_Given task_:
Please pull out every line of the entries below that contains the string "time", copying each such line in full.

_Available data_:
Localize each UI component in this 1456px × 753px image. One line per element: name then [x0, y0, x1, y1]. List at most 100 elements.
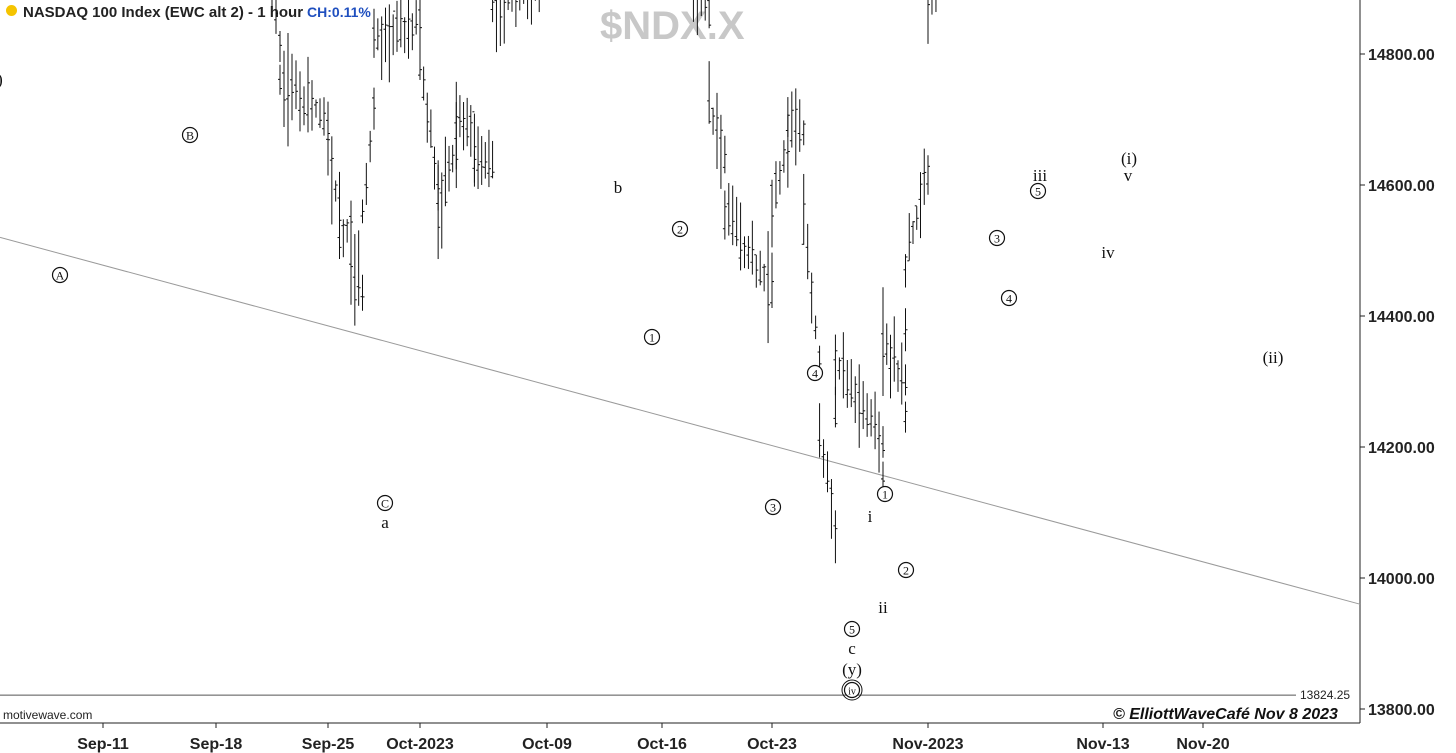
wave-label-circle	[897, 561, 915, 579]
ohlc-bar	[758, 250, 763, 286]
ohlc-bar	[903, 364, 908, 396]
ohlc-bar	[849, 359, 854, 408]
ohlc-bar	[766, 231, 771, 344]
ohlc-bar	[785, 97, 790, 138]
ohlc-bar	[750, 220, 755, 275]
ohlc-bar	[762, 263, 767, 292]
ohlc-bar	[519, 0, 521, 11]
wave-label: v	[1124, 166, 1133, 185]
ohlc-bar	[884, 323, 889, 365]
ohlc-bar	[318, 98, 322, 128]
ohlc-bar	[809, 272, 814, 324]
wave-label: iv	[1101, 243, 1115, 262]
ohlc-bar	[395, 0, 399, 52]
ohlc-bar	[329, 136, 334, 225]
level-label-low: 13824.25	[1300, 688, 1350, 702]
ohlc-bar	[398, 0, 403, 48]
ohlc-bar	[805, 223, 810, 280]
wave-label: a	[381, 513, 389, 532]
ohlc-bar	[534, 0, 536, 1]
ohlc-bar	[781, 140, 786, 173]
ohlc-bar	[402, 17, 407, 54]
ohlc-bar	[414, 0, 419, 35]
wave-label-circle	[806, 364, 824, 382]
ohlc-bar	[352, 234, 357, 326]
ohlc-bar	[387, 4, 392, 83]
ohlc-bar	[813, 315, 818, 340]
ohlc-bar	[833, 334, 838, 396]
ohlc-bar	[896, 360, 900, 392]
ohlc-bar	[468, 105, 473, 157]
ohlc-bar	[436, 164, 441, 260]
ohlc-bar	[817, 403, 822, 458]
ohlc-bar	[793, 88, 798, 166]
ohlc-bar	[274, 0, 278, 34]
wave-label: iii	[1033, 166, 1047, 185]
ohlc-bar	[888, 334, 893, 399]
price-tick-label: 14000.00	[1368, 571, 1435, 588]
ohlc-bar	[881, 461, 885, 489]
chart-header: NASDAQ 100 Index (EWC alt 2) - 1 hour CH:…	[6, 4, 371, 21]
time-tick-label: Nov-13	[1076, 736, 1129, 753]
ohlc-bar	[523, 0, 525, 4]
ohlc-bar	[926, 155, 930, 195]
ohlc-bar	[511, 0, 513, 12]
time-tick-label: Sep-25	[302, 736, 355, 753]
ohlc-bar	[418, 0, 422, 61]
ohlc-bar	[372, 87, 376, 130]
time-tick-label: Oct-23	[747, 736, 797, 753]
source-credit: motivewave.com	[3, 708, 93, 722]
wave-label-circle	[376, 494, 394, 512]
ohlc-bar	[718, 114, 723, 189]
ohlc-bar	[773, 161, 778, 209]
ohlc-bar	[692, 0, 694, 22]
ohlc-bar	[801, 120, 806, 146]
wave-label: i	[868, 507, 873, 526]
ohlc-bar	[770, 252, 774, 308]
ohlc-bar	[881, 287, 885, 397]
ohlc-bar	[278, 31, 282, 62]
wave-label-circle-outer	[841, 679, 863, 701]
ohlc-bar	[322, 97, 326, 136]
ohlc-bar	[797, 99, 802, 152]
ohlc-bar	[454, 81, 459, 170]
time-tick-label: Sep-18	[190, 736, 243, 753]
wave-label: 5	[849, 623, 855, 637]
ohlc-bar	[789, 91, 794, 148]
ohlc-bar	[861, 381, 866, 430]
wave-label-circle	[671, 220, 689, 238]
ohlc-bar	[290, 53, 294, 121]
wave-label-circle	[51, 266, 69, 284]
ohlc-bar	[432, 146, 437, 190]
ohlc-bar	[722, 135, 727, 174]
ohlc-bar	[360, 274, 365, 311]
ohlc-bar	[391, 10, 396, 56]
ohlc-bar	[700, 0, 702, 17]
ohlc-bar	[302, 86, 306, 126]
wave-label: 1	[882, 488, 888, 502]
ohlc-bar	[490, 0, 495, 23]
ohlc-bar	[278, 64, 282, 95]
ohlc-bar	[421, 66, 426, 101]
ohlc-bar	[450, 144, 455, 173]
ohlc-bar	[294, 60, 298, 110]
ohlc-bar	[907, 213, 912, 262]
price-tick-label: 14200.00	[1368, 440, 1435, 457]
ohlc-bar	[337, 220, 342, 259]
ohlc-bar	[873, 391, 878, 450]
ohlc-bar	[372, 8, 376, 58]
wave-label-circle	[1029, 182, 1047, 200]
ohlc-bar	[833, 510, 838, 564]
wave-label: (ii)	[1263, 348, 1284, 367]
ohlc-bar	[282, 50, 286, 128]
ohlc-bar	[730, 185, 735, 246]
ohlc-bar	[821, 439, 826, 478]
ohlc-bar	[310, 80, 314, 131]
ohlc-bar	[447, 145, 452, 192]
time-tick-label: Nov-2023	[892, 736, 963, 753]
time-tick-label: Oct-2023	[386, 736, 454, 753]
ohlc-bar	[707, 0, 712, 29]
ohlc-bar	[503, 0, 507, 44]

_Exercise output_:
time-tick-label: Nov-13	[1076, 736, 1129, 753]
time-tick-label: Sep-25	[302, 736, 355, 753]
time-tick-label: Oct-23	[747, 736, 797, 753]
time-tick-label: Sep-18	[190, 736, 243, 753]
time-tick-label: Nov-2023	[892, 736, 963, 753]
time-tick-label: Oct-2023	[386, 736, 454, 753]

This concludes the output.